TASK INPUTS
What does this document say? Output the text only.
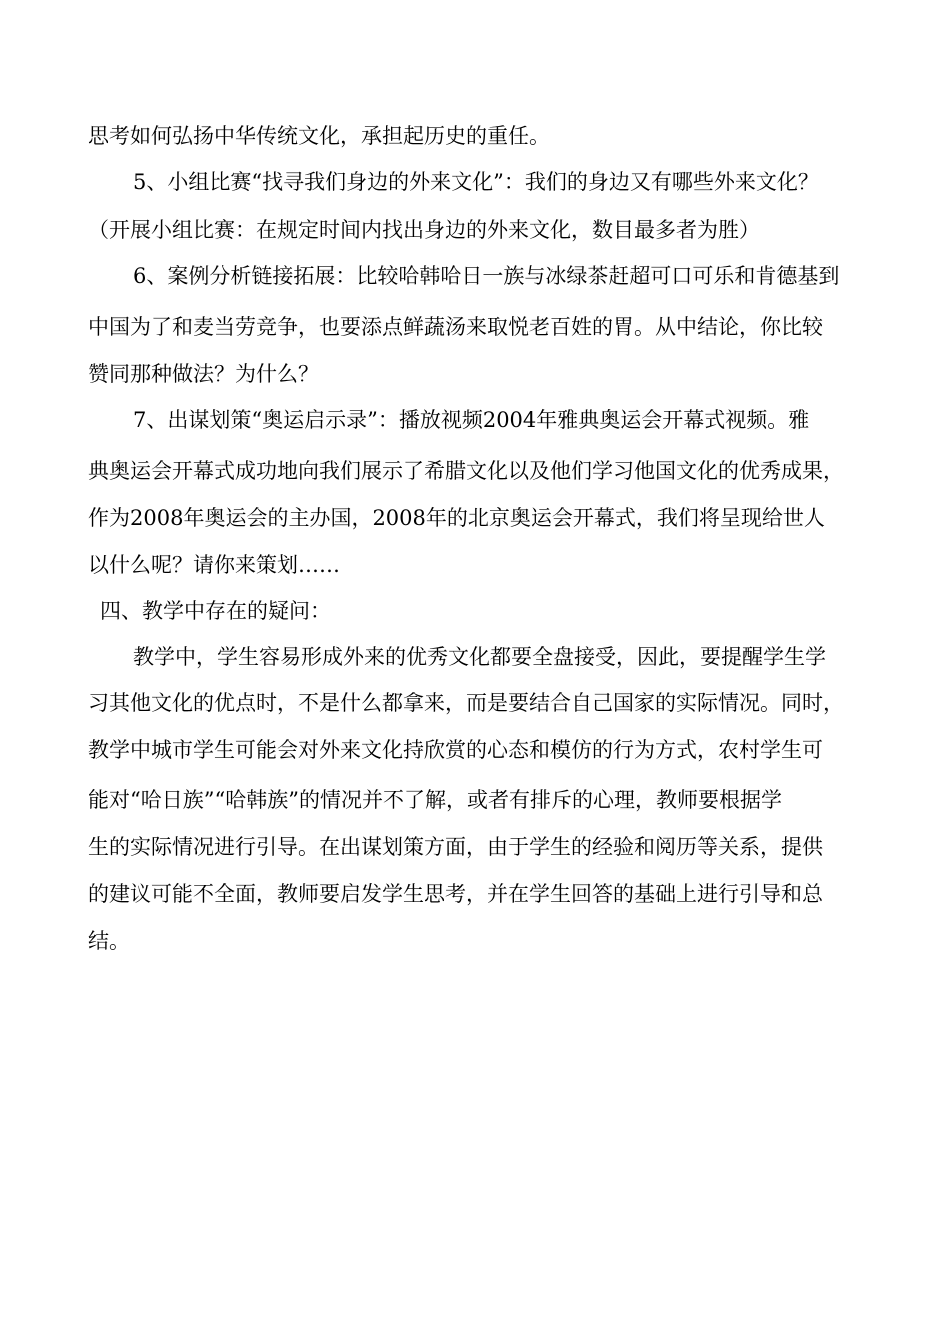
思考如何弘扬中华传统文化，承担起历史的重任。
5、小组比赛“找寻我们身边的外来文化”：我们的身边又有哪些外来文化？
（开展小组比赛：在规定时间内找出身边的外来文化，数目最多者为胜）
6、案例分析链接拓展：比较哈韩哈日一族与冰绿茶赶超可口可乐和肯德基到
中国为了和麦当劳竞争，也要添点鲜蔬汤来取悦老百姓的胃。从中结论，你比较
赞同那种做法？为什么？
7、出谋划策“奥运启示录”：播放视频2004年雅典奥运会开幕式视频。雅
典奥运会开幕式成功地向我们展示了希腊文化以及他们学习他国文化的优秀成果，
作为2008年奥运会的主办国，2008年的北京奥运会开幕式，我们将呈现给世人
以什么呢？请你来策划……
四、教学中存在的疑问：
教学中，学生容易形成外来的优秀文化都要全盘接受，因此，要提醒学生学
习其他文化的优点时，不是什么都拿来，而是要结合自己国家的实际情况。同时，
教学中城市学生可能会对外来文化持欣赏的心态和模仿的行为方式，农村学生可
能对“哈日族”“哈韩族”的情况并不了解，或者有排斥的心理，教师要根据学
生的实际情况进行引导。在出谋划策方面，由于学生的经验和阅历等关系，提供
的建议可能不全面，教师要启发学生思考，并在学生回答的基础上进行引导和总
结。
---
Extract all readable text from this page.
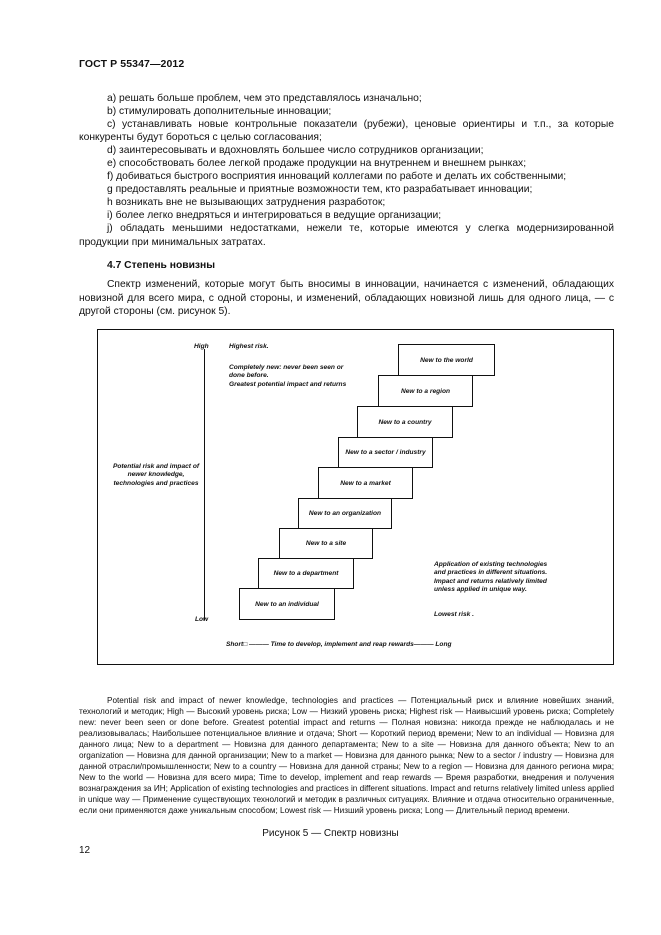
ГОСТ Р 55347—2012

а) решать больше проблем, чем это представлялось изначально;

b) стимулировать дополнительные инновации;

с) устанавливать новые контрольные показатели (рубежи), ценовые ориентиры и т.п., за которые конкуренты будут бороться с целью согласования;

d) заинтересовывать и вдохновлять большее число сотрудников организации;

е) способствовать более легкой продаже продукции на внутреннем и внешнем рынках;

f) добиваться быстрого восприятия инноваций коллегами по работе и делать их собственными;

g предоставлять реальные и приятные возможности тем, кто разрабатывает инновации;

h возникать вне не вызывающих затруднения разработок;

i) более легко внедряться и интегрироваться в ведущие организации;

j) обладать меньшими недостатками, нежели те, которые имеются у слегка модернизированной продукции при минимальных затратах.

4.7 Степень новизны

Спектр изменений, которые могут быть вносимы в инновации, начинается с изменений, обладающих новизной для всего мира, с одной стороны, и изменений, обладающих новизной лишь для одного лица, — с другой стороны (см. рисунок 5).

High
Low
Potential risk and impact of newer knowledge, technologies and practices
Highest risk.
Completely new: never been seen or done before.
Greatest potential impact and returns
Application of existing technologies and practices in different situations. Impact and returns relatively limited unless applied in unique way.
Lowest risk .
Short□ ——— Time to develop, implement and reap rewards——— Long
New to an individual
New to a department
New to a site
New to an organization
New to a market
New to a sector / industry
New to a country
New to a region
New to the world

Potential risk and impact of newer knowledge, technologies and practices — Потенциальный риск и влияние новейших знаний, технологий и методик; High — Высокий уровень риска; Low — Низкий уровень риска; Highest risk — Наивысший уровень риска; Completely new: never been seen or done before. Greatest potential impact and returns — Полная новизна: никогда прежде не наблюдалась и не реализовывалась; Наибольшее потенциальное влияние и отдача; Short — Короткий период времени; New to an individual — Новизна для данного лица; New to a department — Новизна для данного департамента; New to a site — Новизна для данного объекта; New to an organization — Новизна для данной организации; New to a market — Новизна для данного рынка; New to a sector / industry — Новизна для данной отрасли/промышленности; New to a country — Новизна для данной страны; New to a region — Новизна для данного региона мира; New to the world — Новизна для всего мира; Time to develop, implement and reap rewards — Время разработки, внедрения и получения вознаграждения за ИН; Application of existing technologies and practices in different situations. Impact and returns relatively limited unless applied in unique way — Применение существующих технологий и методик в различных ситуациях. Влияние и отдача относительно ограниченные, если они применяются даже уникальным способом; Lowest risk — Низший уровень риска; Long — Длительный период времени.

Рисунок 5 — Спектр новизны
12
---
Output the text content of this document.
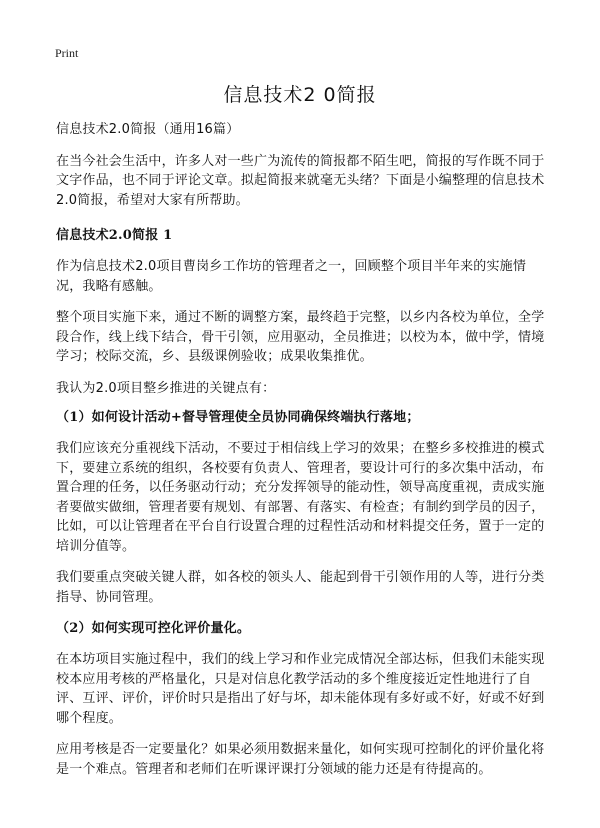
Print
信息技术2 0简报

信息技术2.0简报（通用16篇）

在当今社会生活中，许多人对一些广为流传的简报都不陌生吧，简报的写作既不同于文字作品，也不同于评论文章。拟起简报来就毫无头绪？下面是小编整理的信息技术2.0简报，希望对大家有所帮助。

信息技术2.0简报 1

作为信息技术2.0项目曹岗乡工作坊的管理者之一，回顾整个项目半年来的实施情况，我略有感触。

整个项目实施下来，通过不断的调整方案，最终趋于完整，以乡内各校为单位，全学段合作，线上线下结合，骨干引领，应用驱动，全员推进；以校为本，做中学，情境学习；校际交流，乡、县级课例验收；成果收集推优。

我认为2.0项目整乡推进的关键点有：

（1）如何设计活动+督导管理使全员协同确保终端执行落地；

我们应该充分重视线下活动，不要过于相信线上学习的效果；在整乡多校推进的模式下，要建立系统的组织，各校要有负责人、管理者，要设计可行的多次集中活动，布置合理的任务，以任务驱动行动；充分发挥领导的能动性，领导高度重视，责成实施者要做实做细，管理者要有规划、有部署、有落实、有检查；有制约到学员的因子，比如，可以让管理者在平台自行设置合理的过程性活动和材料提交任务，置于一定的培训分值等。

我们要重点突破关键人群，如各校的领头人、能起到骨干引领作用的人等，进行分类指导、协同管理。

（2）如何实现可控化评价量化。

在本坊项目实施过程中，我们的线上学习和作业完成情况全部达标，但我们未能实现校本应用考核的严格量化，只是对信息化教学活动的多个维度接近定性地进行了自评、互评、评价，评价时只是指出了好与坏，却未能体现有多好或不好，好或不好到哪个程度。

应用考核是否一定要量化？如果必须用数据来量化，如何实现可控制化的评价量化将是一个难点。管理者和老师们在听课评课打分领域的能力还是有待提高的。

EXERCISE TASK
Tally up how many lines in the preceding listing contain the word "более". Give nothing but the number.

TASK RESPONSE
2